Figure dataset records
------------------------------------------------
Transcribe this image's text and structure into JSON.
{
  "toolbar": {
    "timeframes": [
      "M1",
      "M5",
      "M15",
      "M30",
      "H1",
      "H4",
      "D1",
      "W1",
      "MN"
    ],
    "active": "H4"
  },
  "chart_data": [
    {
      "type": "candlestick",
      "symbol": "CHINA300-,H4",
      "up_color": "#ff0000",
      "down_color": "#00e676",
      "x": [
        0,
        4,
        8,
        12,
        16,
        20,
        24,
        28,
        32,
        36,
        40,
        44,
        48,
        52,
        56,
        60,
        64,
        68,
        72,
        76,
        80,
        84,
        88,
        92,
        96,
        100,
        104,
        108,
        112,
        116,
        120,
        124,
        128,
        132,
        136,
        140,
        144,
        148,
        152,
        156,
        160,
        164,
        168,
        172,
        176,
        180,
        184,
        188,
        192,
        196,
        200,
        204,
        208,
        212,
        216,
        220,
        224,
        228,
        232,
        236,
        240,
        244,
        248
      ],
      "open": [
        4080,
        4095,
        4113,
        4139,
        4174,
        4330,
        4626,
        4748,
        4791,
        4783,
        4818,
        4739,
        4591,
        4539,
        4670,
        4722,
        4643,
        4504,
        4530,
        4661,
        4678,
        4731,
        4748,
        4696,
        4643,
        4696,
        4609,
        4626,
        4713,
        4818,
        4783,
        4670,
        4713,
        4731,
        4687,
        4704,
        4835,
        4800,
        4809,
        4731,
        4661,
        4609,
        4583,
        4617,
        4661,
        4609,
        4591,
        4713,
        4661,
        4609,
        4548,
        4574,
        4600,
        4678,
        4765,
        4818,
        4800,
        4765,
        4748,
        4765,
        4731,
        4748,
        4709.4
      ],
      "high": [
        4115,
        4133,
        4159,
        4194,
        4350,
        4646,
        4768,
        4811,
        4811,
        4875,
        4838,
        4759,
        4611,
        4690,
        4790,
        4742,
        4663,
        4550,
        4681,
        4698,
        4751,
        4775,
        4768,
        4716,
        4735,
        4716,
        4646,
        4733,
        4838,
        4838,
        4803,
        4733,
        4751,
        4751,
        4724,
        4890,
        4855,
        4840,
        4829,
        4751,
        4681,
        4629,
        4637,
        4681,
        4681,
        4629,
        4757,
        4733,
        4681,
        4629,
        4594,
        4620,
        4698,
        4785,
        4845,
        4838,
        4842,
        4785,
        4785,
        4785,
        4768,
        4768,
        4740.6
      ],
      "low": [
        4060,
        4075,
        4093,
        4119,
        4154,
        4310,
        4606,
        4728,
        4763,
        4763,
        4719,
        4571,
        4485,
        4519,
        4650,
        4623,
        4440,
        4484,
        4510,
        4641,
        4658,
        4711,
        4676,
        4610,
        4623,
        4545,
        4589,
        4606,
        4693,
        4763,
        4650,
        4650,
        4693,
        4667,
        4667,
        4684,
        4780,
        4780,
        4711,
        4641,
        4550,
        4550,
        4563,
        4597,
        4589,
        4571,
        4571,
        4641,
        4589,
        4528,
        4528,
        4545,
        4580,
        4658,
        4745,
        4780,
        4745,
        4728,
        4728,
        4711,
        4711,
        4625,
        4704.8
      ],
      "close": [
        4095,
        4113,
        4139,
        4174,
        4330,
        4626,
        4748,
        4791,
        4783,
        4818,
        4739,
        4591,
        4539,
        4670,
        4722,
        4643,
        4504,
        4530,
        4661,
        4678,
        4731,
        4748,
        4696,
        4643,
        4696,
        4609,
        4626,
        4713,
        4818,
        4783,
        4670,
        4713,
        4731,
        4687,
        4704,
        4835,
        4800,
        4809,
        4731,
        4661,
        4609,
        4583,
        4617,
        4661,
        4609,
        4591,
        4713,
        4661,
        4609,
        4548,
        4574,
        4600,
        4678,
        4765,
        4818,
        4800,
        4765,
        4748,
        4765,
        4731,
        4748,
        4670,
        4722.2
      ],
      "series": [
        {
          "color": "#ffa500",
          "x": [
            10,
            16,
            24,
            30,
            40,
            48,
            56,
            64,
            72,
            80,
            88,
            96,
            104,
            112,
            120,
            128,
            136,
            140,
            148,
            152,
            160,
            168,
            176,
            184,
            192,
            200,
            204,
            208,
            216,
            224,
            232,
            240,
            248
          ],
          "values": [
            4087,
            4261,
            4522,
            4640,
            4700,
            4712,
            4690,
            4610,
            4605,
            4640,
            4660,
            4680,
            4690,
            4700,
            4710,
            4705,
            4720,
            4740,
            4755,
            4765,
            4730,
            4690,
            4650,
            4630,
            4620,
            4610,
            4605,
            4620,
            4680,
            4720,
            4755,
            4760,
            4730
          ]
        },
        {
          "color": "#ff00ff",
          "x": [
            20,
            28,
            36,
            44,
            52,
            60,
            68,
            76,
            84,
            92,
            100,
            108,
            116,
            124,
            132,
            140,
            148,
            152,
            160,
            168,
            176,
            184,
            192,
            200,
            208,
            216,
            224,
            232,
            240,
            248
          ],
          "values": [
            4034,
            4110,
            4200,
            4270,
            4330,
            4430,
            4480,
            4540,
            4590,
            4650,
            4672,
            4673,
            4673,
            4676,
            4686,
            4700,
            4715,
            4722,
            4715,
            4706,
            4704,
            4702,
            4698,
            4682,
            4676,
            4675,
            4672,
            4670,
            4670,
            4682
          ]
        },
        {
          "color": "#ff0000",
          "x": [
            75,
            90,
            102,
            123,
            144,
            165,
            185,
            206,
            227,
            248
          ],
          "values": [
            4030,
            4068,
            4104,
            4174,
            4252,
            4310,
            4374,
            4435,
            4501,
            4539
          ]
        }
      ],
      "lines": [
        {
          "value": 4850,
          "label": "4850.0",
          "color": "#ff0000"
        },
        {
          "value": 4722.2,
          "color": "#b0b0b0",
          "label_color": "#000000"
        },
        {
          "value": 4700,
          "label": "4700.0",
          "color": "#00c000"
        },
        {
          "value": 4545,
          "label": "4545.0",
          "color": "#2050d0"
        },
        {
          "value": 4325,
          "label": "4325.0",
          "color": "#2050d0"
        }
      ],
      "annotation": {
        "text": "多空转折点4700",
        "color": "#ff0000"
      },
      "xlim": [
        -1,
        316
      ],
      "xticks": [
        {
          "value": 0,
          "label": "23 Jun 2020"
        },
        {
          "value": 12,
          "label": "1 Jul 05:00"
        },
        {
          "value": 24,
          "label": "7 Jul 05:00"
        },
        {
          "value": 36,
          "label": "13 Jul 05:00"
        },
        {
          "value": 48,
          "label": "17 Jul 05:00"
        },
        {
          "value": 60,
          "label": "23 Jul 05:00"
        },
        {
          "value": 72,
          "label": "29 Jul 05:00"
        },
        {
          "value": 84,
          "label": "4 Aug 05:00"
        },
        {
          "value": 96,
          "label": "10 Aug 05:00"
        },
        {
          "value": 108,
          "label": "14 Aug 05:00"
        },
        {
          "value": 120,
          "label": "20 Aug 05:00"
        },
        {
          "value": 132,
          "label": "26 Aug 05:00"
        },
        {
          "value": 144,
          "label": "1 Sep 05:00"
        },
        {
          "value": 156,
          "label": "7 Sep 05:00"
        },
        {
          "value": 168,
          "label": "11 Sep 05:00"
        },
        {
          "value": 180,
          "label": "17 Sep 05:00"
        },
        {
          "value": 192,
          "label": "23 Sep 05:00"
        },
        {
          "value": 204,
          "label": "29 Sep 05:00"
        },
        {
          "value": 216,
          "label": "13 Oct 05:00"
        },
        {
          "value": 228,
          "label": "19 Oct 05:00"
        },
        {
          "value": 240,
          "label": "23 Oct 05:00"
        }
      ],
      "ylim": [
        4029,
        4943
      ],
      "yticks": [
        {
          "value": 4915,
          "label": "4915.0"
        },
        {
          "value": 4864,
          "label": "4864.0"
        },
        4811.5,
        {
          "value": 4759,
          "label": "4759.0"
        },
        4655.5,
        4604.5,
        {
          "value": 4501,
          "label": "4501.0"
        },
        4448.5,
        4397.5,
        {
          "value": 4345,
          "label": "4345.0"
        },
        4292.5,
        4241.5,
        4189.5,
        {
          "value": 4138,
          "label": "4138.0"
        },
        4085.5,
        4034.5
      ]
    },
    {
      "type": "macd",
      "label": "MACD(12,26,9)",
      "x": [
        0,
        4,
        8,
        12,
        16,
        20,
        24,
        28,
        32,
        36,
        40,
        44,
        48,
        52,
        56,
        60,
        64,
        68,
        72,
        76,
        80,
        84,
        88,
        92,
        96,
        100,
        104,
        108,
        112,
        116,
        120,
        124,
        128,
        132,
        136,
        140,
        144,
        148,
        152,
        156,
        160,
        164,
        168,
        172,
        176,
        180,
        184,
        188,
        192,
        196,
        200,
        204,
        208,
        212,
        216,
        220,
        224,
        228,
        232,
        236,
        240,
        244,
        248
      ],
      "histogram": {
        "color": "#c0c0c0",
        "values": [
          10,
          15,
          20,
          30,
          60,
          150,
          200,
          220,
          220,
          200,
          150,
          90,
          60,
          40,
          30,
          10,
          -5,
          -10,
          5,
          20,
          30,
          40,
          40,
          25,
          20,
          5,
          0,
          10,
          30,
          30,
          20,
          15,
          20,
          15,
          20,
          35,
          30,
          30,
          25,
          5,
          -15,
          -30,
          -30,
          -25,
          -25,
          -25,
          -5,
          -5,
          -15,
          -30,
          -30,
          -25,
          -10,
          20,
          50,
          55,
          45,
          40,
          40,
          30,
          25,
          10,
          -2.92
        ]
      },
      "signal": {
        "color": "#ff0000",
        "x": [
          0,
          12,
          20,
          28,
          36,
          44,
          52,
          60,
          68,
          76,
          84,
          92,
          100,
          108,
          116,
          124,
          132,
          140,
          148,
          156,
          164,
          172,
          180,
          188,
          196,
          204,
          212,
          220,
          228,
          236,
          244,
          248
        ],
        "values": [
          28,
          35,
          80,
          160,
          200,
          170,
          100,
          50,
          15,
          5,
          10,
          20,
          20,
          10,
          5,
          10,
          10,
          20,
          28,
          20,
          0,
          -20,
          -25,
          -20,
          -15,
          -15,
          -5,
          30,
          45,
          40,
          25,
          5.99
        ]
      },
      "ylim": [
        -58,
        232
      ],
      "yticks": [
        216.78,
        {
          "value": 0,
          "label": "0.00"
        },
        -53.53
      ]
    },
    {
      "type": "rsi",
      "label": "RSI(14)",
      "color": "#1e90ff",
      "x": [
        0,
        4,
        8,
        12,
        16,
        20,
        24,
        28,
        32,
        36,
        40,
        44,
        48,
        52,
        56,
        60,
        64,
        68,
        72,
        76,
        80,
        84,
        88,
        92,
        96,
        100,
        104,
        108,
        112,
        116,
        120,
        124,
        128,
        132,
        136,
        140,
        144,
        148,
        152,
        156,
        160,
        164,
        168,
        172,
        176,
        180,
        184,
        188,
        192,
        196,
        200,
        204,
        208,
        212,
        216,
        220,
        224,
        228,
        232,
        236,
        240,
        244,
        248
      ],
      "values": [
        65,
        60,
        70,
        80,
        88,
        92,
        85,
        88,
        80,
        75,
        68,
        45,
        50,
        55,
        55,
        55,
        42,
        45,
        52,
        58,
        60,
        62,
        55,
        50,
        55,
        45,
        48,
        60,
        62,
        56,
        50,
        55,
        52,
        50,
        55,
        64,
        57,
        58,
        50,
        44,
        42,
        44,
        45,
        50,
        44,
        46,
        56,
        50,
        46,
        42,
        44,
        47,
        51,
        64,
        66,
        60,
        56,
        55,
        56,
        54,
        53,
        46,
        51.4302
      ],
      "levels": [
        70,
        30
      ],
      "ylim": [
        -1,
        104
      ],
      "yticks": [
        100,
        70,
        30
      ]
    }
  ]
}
------------------------------------------------
*WHAT IS EXPECTED:*
Across the data above, how many lines include the word "type"? Give only the count.

*CORRECT OUTPUT:*
3